%%

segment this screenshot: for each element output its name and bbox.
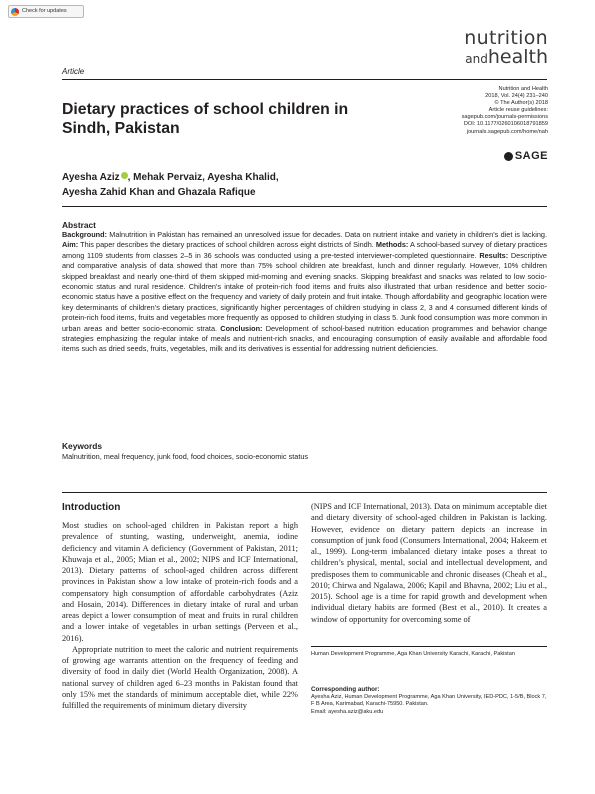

%%
%%

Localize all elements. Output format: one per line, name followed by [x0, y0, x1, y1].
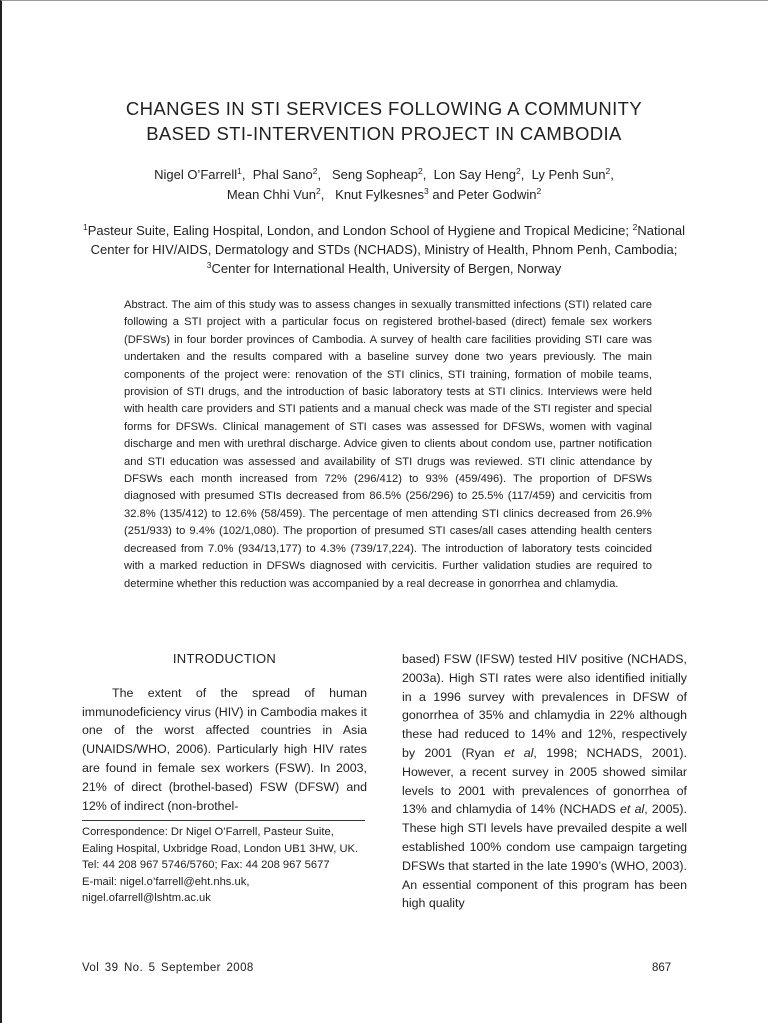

%%
%%

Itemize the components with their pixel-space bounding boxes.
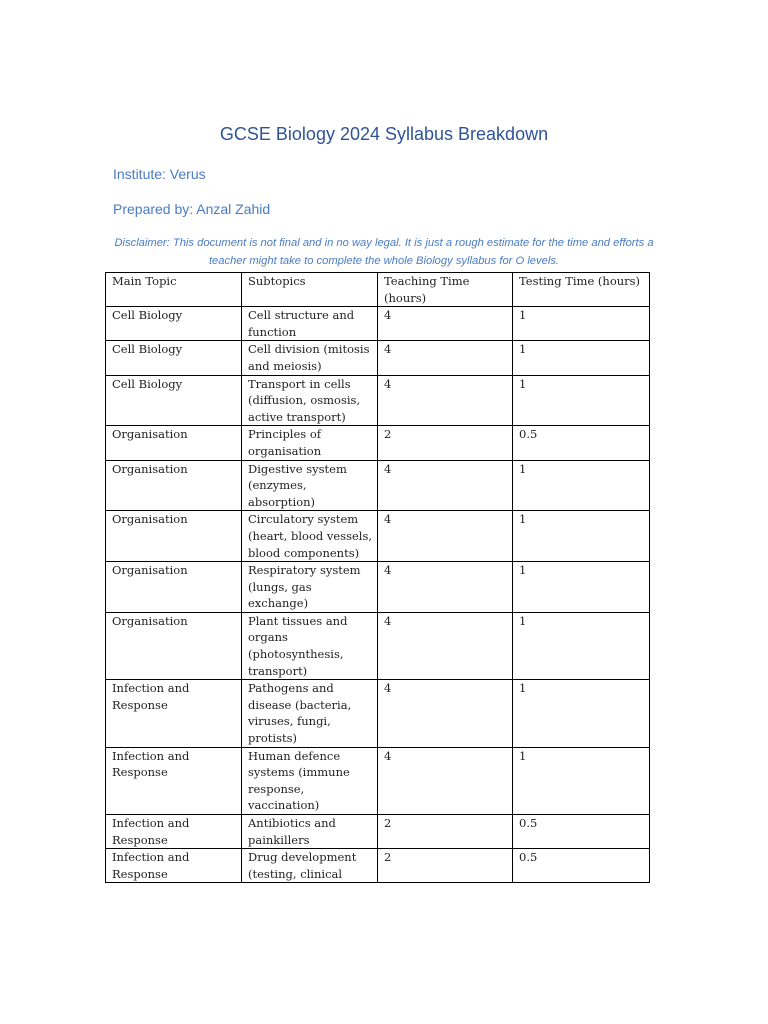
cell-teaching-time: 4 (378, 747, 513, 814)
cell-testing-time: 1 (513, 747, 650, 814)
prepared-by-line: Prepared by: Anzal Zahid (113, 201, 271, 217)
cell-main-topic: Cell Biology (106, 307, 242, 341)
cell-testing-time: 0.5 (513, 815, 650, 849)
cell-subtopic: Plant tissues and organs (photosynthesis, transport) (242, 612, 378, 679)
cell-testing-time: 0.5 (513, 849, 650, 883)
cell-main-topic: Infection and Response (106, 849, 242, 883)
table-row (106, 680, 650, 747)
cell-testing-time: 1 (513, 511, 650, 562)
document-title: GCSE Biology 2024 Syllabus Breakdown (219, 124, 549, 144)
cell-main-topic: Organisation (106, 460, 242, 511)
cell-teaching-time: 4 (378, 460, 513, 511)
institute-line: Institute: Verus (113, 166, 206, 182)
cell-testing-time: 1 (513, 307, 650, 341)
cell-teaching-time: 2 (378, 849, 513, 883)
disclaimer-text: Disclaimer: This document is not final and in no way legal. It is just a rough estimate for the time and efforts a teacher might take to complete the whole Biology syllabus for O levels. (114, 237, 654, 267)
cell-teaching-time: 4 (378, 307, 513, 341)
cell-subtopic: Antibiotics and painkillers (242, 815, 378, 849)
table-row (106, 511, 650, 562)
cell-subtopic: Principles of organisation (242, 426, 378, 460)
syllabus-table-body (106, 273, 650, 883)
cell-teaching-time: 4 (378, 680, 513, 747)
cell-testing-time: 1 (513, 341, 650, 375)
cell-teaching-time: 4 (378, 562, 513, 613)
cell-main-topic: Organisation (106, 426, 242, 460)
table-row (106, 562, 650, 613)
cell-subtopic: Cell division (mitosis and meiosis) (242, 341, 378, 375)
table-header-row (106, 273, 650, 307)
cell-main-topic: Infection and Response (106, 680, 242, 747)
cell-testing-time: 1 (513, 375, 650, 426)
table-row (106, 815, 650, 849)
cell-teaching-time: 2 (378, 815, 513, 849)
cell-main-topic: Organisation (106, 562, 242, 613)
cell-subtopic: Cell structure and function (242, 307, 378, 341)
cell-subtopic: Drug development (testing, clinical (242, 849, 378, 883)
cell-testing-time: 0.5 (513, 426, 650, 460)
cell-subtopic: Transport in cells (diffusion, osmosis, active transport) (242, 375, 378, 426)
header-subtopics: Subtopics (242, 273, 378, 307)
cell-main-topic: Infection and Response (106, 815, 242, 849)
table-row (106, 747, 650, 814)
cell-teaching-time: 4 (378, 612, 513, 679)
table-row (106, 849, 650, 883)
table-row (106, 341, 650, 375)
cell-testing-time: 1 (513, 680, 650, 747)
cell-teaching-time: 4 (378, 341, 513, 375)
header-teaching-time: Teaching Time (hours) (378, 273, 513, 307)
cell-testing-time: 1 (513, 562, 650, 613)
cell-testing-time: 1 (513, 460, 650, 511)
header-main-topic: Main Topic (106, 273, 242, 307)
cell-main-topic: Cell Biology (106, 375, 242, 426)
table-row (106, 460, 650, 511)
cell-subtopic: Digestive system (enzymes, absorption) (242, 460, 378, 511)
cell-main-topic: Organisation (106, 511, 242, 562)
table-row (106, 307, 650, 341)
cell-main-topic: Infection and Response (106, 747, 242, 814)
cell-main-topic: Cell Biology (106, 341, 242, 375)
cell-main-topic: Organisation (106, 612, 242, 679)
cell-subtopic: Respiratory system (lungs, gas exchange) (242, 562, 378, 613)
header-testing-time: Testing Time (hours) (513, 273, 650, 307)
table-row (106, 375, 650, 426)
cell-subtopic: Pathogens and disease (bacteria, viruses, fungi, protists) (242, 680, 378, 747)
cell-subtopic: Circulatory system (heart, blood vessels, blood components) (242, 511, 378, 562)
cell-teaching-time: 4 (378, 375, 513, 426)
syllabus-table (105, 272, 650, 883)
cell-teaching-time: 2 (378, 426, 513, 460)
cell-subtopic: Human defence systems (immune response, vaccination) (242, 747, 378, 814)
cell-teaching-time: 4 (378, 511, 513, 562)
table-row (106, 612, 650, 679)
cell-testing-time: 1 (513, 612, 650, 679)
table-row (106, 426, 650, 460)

%%

# What you will do
Please copy out each line of the material that holds the string "name".

# Output for this task
segment this screenshot: for each element output its name and bbox.
Localize all elements. Output format: one per line, name followed by [x0, y0, x1, y1].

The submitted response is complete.